Scan the data below for the string "Department". Copy every line where it appears.

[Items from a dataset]
☆ ☆ ☆ ☆ ☆ ☆ ☆
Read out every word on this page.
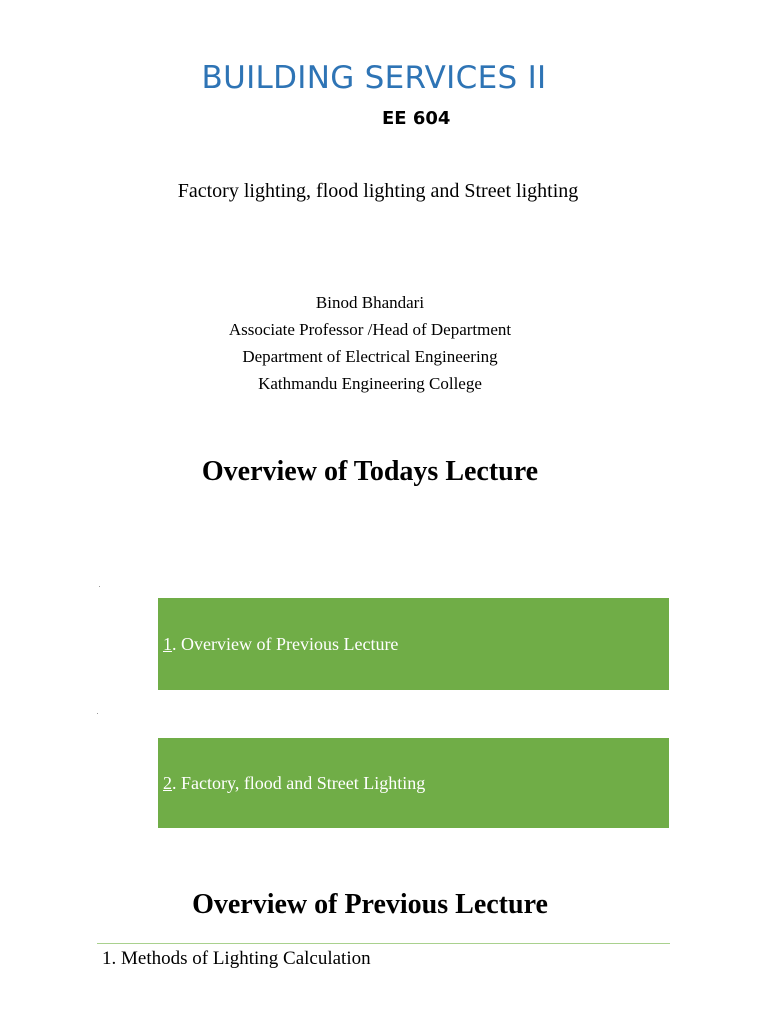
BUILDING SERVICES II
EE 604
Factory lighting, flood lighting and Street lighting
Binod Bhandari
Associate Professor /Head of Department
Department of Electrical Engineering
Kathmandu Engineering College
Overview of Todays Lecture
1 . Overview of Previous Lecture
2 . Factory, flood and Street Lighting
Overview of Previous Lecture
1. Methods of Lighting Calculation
☆ ☆ ☆ ☆ ☆ ☆ ☆
Completed exercise ▸
Associate Professor /Head of Department
Department of Electrical Engineering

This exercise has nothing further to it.